We cannot have a productive national dialogue if we think we are talking about money when we’re really talking about governance or economic policy. The beginning of a useful dialogue is to ask, What are we talking about?

The field & the rules

A money system and an economic system are not the same thing. They are interwoven and have an impact on each other, so it is helpful to be clear which one is the subject of discussion.

Money theory is about the kind of money and its creation. Think of the money system as the playing field. There are rules about the playing field. Money has rules like, whoever creates the money supply, rules.

Economic systems are about the game that’s played on the field. There are rules of the game. Economics is about how money is best entered into an economy and it is the study of how it moves around in society. Economics has rules like competition is good, and an economy is complex and what is good for one person, may be bad for another. Economies can have rules about who owns the means of production, and whether there are standards, rules, and regulations about how people exchange goods and services. Finance, a subset of economics, is about how we manage our money. Finance has rules like buy low–sell high; don’t spend more than your income. And think of government as the system for deciding what money and economic systems prevail.

Think of a spiral-bound children’s flip book with an assortment of heads, torsos, and legs. You can flip each section to make different combinations. Keep this in mind when you talk about money (the playing field), economic and financial policy (the rules of the game) or government (the decider).

Like the children’s flip book, the money system, economic policy and type of government can exist in various combinations. If we focus on only one of these three, without regard to the other two, it is impossible to have a productive discussion. Too often, people associate one system with another, arguing about the money system, when they are really addressing economic policies or governance. Distinguishing is crucial. An enormous body of economic punditry discusses the rules and the outcomes as if the playing field does not matter, or as if there is only one way money, economic policy and government can intersect.

For example, gold has been used as money in at least two different kinds of money systems: as 100% commodity money or as a fractional reserve money, or some combination of the two. A variety of gold money systems have been used by all kinds of governments from dictatorships to democracies. One cannot discuss a gold money system as if there is only one kind, as if it alone will determine the nature of economic policies and governance. In a discussion about money, it is critically important to determine whether everyone is talking about a specific kind of money system, economic policies, or governance.

This book is not a comprehensive volume on all the different kinds of money, economic, and political systems, but you should know there are many of each, and many combinations. There are so many there could be a flip book for each of the major categories: money, economics, and governance. Within each kind of system there are many variables that can be switched around with significant impact.

Here is a sampler to give a taste of some of the characteristics of these systems and to show how important it is to be clear about what is on the table for discussion.

Kinds of money systems

100% commodity money (e.g., Gold money)

Problem set »
**1)** Reproduce everything in the money-systems excerpt from "Like the children’s" down to "policy and government can intersect.".
**2)** Answer these questions from the money-systems excerpt:
(a) What does the excerpt compare the money system to?
(b) Of what is finance called a subset?
(c) What two kinds of money systems has gold been used in?

Provided information »
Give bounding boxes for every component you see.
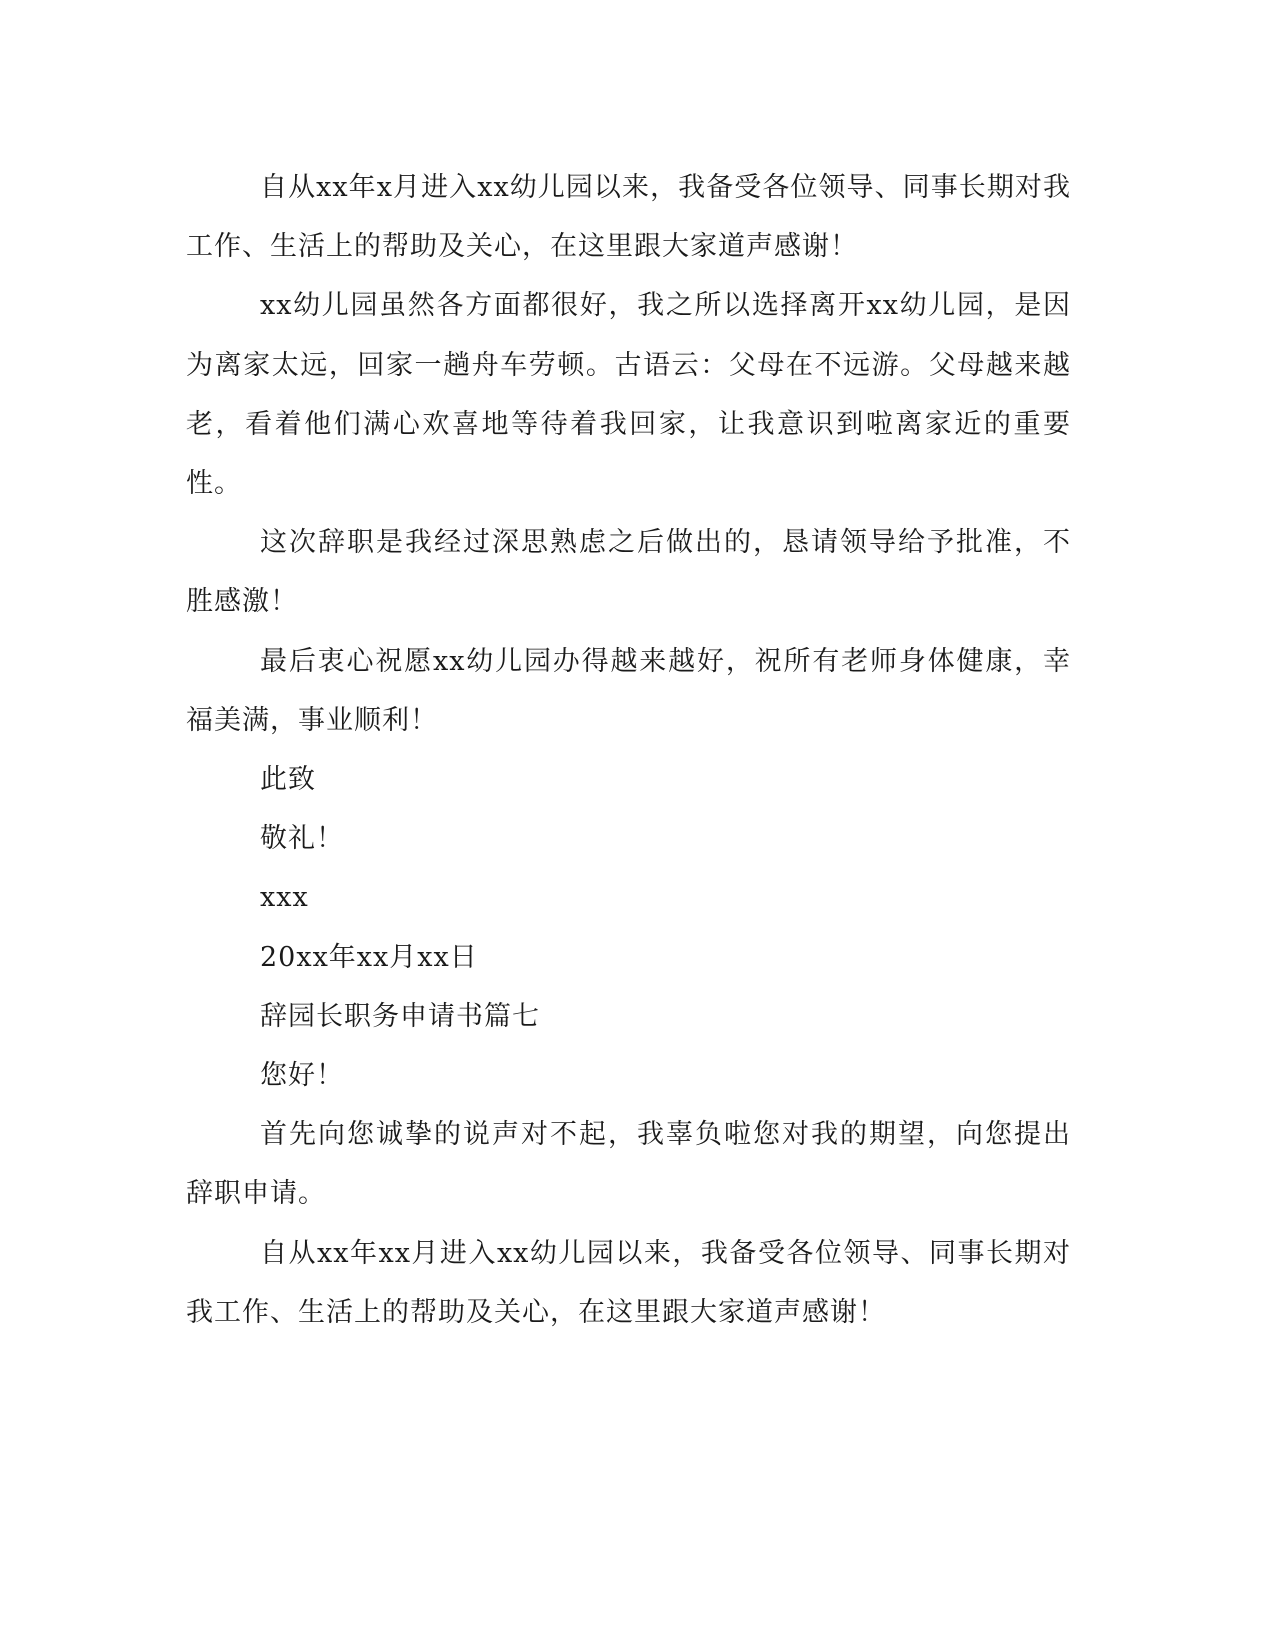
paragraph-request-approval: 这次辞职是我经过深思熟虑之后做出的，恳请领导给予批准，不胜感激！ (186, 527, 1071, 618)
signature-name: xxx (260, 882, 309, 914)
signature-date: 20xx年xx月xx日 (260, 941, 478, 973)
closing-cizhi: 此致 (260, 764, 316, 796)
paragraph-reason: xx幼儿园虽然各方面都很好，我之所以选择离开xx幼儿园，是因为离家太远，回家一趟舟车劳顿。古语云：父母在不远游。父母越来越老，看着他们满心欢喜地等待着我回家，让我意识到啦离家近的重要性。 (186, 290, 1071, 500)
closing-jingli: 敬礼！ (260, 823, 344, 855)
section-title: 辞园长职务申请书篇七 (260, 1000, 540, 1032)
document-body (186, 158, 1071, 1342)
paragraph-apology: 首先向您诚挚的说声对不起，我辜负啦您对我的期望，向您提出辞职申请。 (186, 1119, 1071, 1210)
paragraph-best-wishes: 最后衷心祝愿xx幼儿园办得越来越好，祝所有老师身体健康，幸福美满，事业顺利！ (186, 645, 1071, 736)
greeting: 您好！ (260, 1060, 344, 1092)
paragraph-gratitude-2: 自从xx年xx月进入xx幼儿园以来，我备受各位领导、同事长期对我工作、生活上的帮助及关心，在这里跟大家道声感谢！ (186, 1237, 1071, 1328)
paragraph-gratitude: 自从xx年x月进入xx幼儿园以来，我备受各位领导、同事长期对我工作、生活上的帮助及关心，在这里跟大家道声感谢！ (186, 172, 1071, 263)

Answers to the tasks »
**1)**
Like the children’s flip book, the money system, economic policy and type of government can exist in various combinations. If we focus on only one of these three, without regard to the other two, it is impossible to have a productive discussion. Too often, people associate one system with another, arguing about the money system, when they are really addressing economic policies or governance. Distinguishing is crucial. An enormous body of economic punditry discusses the rules and the outcomes as if the playing field does not matter, or as if there is only one way money, economic policy and government can intersect.

**2)**
(a) The playing field.
(b) Economics.
(c) 100% commodity money and fractional reserve money.